— start RECORDED INFORMATION —

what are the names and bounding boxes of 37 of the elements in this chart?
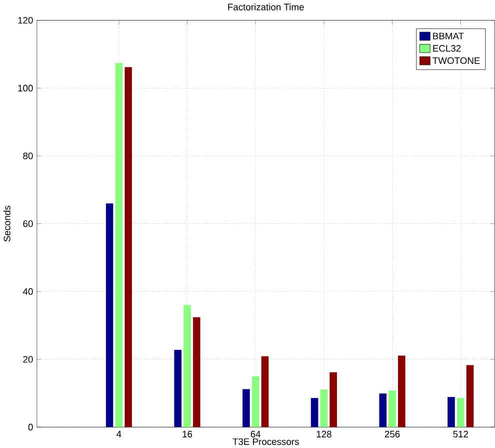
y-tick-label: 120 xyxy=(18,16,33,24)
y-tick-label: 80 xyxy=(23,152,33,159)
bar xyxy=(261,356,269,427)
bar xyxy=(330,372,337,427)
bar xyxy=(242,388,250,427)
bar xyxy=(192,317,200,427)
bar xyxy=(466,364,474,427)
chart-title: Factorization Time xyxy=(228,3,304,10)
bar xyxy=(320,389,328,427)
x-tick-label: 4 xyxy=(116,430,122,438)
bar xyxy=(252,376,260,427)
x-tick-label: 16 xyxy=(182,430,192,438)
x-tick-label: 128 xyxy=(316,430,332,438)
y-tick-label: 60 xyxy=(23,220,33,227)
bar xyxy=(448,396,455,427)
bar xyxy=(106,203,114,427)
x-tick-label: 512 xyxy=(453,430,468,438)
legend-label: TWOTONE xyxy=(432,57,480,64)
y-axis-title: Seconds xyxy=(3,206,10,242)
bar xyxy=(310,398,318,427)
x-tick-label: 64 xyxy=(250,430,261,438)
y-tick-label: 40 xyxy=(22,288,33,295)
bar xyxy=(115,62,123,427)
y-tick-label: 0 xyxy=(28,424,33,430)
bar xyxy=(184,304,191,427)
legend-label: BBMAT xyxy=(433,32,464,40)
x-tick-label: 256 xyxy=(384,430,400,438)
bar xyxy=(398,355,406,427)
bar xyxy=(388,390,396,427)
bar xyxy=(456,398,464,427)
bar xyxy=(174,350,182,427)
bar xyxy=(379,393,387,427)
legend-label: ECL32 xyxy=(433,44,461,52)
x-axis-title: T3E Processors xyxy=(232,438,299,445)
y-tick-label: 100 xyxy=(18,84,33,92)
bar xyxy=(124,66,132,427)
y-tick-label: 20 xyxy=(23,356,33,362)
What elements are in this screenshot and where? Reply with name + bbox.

— end RECORDED INFORMATION —

§ **YOUR GOAL**:
Reproduce all of the data above word for word, leaving out the picture.

§ **RESULT**:
what are the names and bounding boxes of 37 of the elements in this chart?
y-tick-label: 120 xyxy=(18,16,33,24)
y-tick-label: 80 xyxy=(23,152,33,159)
bar xyxy=(261,356,269,427)
bar xyxy=(330,372,337,427)
bar xyxy=(242,388,250,427)
bar xyxy=(192,317,200,427)
bar xyxy=(466,364,474,427)
chart-title: Factorization Time xyxy=(228,3,304,10)
bar xyxy=(320,389,328,427)
x-tick-label: 4 xyxy=(116,430,122,438)
bar xyxy=(252,376,260,427)
x-tick-label: 16 xyxy=(182,430,192,438)
x-tick-label: 128 xyxy=(316,430,332,438)
y-tick-label: 60 xyxy=(23,220,33,227)
bar xyxy=(448,396,455,427)
bar xyxy=(106,203,114,427)
x-tick-label: 512 xyxy=(453,430,468,438)
legend-label: TWOTONE xyxy=(432,57,480,64)
y-axis-title: Seconds xyxy=(3,206,10,242)
bar xyxy=(310,398,318,427)
x-tick-label: 64 xyxy=(250,430,261,438)
y-tick-label: 40 xyxy=(22,288,33,295)
bar xyxy=(115,62,123,427)
y-tick-label: 0 xyxy=(28,424,33,430)
bar xyxy=(184,304,191,427)
legend-label: BBMAT xyxy=(433,32,464,40)
x-tick-label: 256 xyxy=(384,430,400,438)
bar xyxy=(398,355,406,427)
bar xyxy=(388,390,396,427)
bar xyxy=(456,398,464,427)
bar xyxy=(174,350,182,427)
bar xyxy=(379,393,387,427)
legend-label: ECL32 xyxy=(433,44,461,52)
x-axis-title: T3E Processors xyxy=(232,438,299,445)
y-tick-label: 100 xyxy=(18,84,33,92)
bar xyxy=(124,66,132,427)
y-tick-label: 20 xyxy=(23,356,33,362)
What elements are in this screenshot and where? Reply with name + bbox.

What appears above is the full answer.